-- Begin Records to process --

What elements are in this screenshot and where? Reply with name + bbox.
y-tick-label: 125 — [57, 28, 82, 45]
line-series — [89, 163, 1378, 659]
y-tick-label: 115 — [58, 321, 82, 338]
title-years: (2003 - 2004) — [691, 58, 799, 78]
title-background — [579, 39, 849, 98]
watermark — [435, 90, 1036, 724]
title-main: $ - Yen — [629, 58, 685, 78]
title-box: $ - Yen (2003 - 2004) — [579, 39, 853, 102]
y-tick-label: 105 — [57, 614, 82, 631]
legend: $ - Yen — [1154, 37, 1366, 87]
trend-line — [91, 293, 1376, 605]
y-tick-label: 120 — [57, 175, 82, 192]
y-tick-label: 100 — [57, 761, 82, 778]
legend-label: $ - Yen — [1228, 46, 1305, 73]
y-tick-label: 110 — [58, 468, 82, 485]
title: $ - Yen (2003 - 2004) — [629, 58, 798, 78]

-- End Records to process --

#### Required work
Print the records above again line for line, with no changes to any character.

#### Response to the exercise
What elements are in this screenshot and where? Reply with name + bbox.
y-tick-label: 125 — [57, 28, 82, 45]
line-series — [89, 163, 1378, 659]
y-tick-label: 115 — [58, 321, 82, 338]
title-years: (2003 - 2004) — [691, 58, 799, 78]
title-background — [579, 39, 849, 98]
watermark — [435, 90, 1036, 724]
title-main: $ - Yen — [629, 58, 685, 78]
title-box: $ - Yen (2003 - 2004) — [579, 39, 853, 102]
y-tick-label: 105 — [57, 614, 82, 631]
legend: $ - Yen — [1154, 37, 1366, 87]
trend-line — [91, 293, 1376, 605]
y-tick-label: 120 — [57, 175, 82, 192]
y-tick-label: 100 — [57, 761, 82, 778]
legend-label: $ - Yen — [1228, 46, 1305, 73]
y-tick-label: 110 — [58, 468, 82, 485]
title: $ - Yen (2003 - 2004) — [629, 58, 798, 78]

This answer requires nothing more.